TASK STATEMENT: Print the data exactly, leaving nothing out.

DATASET:
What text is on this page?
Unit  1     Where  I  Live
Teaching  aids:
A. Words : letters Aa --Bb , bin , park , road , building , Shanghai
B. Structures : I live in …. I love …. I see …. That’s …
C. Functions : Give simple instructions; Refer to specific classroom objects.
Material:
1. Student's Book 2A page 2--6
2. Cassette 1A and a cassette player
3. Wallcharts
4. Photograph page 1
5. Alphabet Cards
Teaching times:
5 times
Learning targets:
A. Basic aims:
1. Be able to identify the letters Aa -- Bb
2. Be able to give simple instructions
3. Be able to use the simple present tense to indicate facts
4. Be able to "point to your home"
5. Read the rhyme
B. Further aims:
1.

ANSWER TO THIS EXERCISE:
What text is on this page?
Unit  1     Where  I  Live
Teaching  aids:
A. Words : letters Aa --Bb , bin , park , road , building , Shanghai
B. Structures : I live in …. I love …. I see …. That’s …
C. Functions : Give simple instructions; Refer to specific classroom objects.
Material:
1. Student's Book 2A page 2--6
2. Cassette 1A and a cassette player
3. Wallcharts
4. Photograph page 1
5. Alphabet Cards
Teaching times:
5 times
Learning targets:
A. Basic aims:
1. Be able to identify the letters Aa -- Bb
2. Be able to give simple instructions
3. Be able to use the simple present tense to indicate facts
4. Be able to "point to your home"
5. Read the rhyme
B. Further aims:
1.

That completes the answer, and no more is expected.